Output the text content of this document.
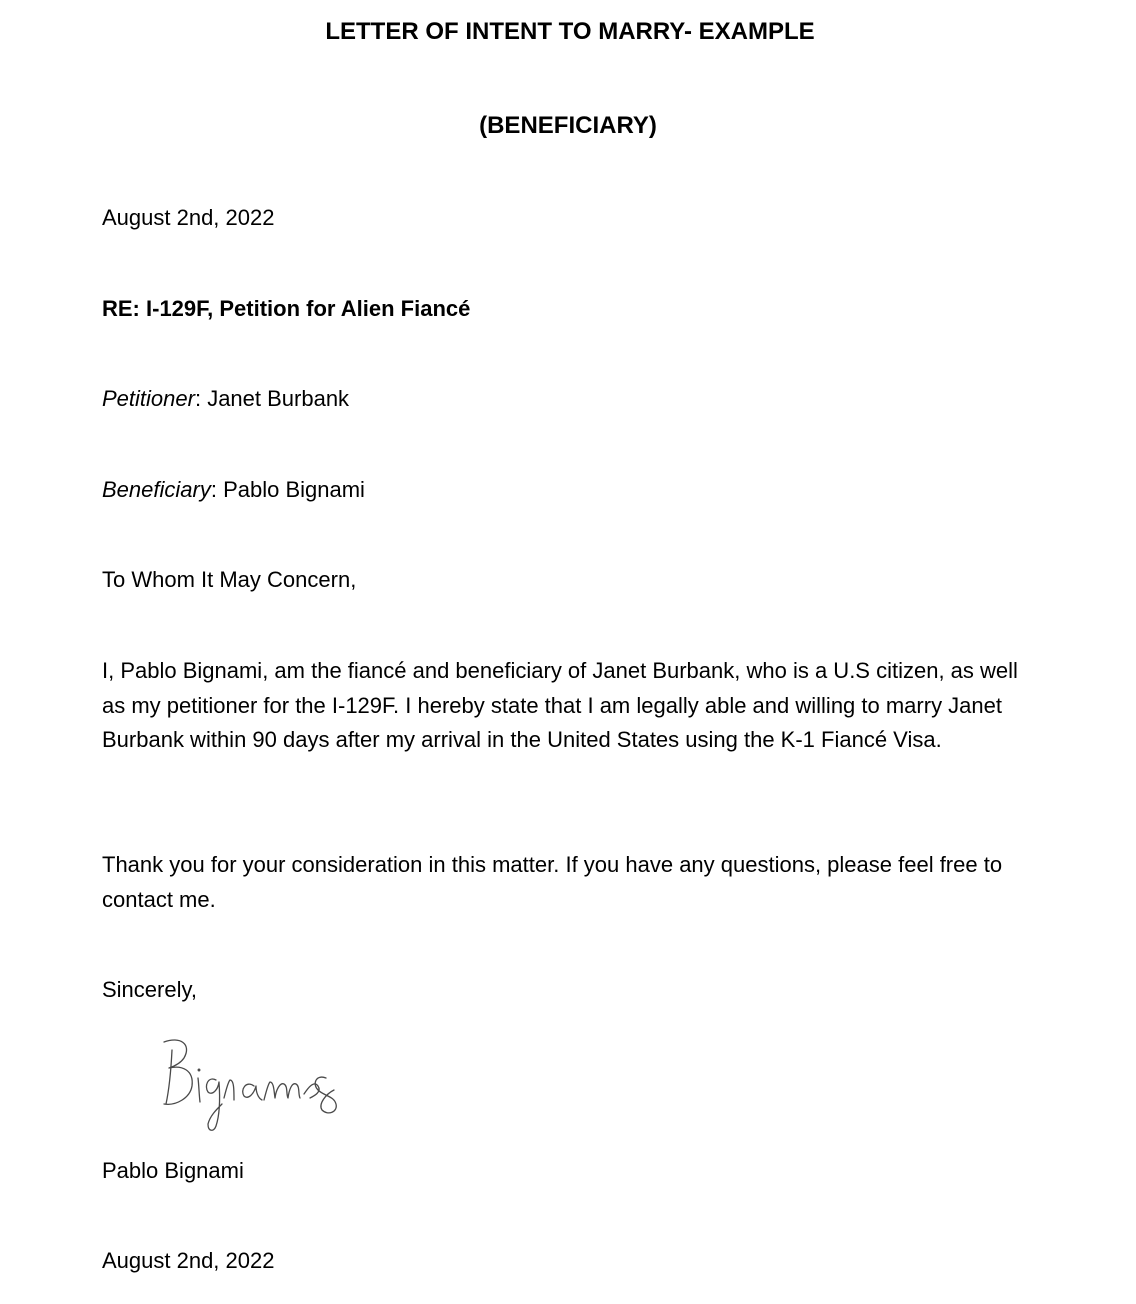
LETTER OF INTENT TO MARRY- EXAMPLE

(BENEFICIARY)

August 2nd, 2022

RE: I-129F, Petition for Alien Fiancé

Petitioner: Janet Burbank

Beneficiary: Pablo Bignami

To Whom It May Concern,

I, Pablo Bignami, am the fiancé and beneficiary of Janet Burbank, who is a U.S citizen, as well as my petitioner for the I-129F. I hereby state that I am legally able and willing to marry Janet Burbank within 90 days after my arrival in the United States using the K-1 Fiancé Visa.

Thank you for your consideration in this matter. If you have any questions, please feel free to contact me.

Sincerely,

Pablo Bignami

August 2nd, 2022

+ + + + + + +

Short exercise:
Copy every line of the listing that contains the word "Pablo".

The completed task:
Beneficiary: Pablo Bignami
I, Pablo Bignami, am the fiancé and beneficiary of Janet Burbank, who is a U.S citizen, as well as my petitioner for the I-129F. I hereby state that I am legally able and willing to marry Janet Burbank within 90 days after my arrival in the United States using the K-1 Fiancé Visa.
Pablo Bignami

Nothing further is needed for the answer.